WHAT IS EXPECTED: Write every record out again exactly as given.

AVAILABLE RECORDS:
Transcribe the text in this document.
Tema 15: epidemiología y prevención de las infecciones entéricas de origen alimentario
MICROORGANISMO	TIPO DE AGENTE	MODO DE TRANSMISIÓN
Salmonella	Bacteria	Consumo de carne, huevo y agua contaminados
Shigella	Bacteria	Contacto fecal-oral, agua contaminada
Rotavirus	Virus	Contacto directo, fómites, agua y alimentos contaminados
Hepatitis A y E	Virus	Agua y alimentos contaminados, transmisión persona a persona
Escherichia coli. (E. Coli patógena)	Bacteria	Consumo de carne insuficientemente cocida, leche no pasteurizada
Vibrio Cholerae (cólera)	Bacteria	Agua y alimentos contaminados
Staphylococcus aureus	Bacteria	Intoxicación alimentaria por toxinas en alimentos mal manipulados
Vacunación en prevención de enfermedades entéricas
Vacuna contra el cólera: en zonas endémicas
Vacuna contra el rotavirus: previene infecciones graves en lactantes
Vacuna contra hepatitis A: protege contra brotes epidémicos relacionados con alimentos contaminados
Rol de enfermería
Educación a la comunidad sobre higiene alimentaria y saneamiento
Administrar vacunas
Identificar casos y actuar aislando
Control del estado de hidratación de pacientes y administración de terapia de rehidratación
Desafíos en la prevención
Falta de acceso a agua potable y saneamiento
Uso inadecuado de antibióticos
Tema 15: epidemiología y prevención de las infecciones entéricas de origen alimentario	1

TASK OUTPUT:
Transcribe the text in this document.
Tema 15: epidemiología y prevención de las infecciones entéricas de origen alimentario
MICROORGANISMO	TIPO DE AGENTE	MODO DE TRANSMISIÓN
Salmonella	Bacteria	Consumo de carne, huevo y agua contaminados
Shigella	Bacteria	Contacto fecal-oral, agua contaminada
Rotavirus	Virus	Contacto directo, fómites, agua y alimentos contaminados
Hepatitis A y E	Virus	Agua y alimentos contaminados, transmisión persona a persona
Escherichia coli. (E. Coli patógena)	Bacteria	Consumo de carne insuficientemente cocida, leche no pasteurizada
Vibrio Cholerae (cólera)	Bacteria	Agua y alimentos contaminados
Staphylococcus aureus	Bacteria	Intoxicación alimentaria por toxinas en alimentos mal manipulados
Vacunación en prevención de enfermedades entéricas
Vacuna contra el cólera: en zonas endémicas
Vacuna contra el rotavirus: previene infecciones graves en lactantes
Vacuna contra hepatitis A: protege contra brotes epidémicos relacionados con alimentos contaminados
Rol de enfermería
Educación a la comunidad sobre higiene alimentaria y saneamiento
Administrar vacunas
Identificar casos y actuar aislando
Control del estado de hidratación de pacientes y administración de terapia de rehidratación
Desafíos en la prevención
Falta de acceso a agua potable y saneamiento
Uso inadecuado de antibióticos
Tema 15: epidemiología y prevención de las infecciones entéricas de origen alimentario	1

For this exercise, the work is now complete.